STATED PROBLEM. Can you print every record below exactly as written?

STORED ROWS.

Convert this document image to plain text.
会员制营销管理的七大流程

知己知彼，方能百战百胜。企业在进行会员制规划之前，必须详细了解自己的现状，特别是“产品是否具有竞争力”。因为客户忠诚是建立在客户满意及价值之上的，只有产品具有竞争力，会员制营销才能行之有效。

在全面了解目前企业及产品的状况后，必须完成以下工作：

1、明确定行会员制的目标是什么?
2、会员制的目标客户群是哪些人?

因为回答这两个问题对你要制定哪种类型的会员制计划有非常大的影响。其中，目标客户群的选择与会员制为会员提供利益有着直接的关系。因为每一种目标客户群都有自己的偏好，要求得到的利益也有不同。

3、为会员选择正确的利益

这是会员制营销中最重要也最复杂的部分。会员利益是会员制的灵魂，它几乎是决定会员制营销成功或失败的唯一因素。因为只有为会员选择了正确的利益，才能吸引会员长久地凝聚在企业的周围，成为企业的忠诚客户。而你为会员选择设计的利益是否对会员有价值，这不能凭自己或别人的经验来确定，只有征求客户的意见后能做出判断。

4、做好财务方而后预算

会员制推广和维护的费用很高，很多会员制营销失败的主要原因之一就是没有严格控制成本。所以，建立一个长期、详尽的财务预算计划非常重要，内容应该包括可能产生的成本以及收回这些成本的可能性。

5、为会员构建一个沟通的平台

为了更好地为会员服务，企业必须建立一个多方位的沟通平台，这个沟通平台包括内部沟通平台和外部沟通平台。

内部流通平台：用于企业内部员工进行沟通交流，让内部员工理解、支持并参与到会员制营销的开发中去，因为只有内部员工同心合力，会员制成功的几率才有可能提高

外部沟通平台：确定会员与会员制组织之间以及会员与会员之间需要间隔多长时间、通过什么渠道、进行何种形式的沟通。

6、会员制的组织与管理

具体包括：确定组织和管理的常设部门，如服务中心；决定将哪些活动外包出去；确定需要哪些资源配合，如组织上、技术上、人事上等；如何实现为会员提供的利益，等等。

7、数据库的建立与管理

ANSWER.
Convert this document image to plain text.
会员制营销管理的七大流程

知己知彼，方能百战百胜。企业在进行会员制规划之前，必须详细了解自己的现状，特别是“产品是否具有竞争力”。因为客户忠诚是建立在客户满意及价值之上的，只有产品具有竞争力，会员制营销才能行之有效。

在全面了解目前企业及产品的状况后，必须完成以下工作：

1、明确定行会员制的目标是什么?
2、会员制的目标客户群是哪些人?

因为回答这两个问题对你要制定哪种类型的会员制计划有非常大的影响。其中，目标客户群的选择与会员制为会员提供利益有着直接的关系。因为每一种目标客户群都有自己的偏好，要求得到的利益也有不同。

3、为会员选择正确的利益

这是会员制营销中最重要也最复杂的部分。会员利益是会员制的灵魂，它几乎是决定会员制营销成功或失败的唯一因素。因为只有为会员选择了正确的利益，才能吸引会员长久地凝聚在企业的周围，成为企业的忠诚客户。而你为会员选择设计的利益是否对会员有价值，这不能凭自己或别人的经验来确定，只有征求客户的意见后能做出判断。

4、做好财务方而后预算

会员制推广和维护的费用很高，很多会员制营销失败的主要原因之一就是没有严格控制成本。所以，建立一个长期、详尽的财务预算计划非常重要，内容应该包括可能产生的成本以及收回这些成本的可能性。

5、为会员构建一个沟通的平台

为了更好地为会员服务，企业必须建立一个多方位的沟通平台，这个沟通平台包括内部沟通平台和外部沟通平台。

内部流通平台：用于企业内部员工进行沟通交流，让内部员工理解、支持并参与到会员制营销的开发中去，因为只有内部员工同心合力，会员制成功的几率才有可能提高

外部沟通平台：确定会员与会员制组织之间以及会员与会员之间需要间隔多长时间、通过什么渠道、进行何种形式的沟通。

6、会员制的组织与管理

具体包括：确定组织和管理的常设部门，如服务中心；决定将哪些活动外包出去；确定需要哪些资源配合，如组织上、技术上、人事上等；如何实现为会员提供的利益，等等。

7、数据库的建立与管理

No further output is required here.